»»
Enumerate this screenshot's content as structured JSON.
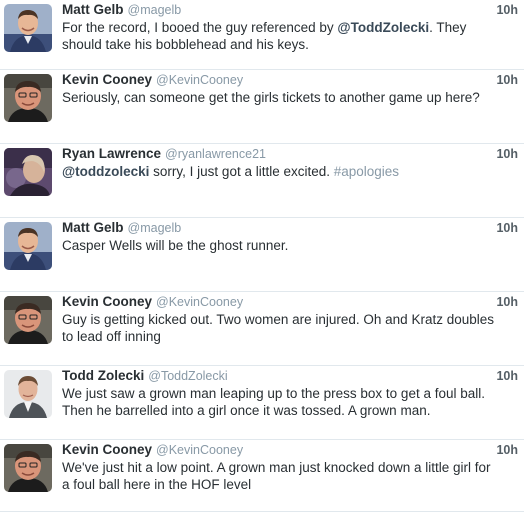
{
  "tweets": [
    {
      "name": "Matt Gelb",
      "handle": "@magelb",
      "time": "10h",
      "text_parts": [
        {
          "t": "For the record, I booed the guy referenced by "
        },
        {
          "t": "@ToddZolecki",
          "k": "mention"
        },
        {
          "t": ". They should take his bobblehead and his keys."
        }
      ],
      "avatar": "matt-gelb-avatar"
    },
    {
      "name": "Kevin Cooney",
      "handle": "@KevinCooney",
      "time": "10h",
      "text_parts": [
        {
          "t": "Seriously, can someone get the girls tickets to another game up here?"
        }
      ],
      "avatar": "kevin-cooney-avatar"
    },
    {
      "name": "Ryan Lawrence",
      "handle": "@ryanlawrence21",
      "time": "10h",
      "text_parts": [
        {
          "t": "@toddzolecki",
          "k": "mention"
        },
        {
          "t": " sorry, I just got a little excited. "
        },
        {
          "t": "#apologies",
          "k": "hashtag"
        }
      ],
      "avatar": "ryan-lawrence-avatar"
    },
    {
      "name": "Matt Gelb",
      "handle": "@magelb",
      "time": "10h",
      "text_parts": [
        {
          "t": "Casper Wells will be the ghost runner."
        }
      ],
      "avatar": "matt-gelb-avatar"
    },
    {
      "name": "Kevin Cooney",
      "handle": "@KevinCooney",
      "time": "10h",
      "text_parts": [
        {
          "t": "Guy is getting kicked out. Two women are injured. Oh and Kratz doubles to lead off inning"
        }
      ],
      "avatar": "kevin-cooney-avatar"
    },
    {
      "name": "Todd Zolecki",
      "handle": "@ToddZolecki",
      "time": "10h",
      "text_parts": [
        {
          "t": "We just saw a grown man leaping up to the press box to get a foul ball. Then he barrelled into a girl once it was tossed. A grown man."
        }
      ],
      "avatar": "todd-zolecki-avatar"
    },
    {
      "name": "Kevin Cooney",
      "handle": "@KevinCooney",
      "time": "10h",
      "text_parts": [
        {
          "t": "We've just hit a low point. A grown man just knocked down a little girl for a foul ball here in the HOF level"
        }
      ],
      "avatar": "kevin-cooney-avatar"
    }
  ]
}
««
• _WHAT THE TASK ASKS_: Show the lines of the material that contain the word "foul".

• _EXERCISE ANSWER_:
          "t": "We just saw a grown man leaping up to the press box to get a foul ball. Then he barrelled into a girl once it was tossed. A grown man."
          "t": "We've just hit a low point. A grown man just knocked down a little girl for a foul ball here in the HOF level"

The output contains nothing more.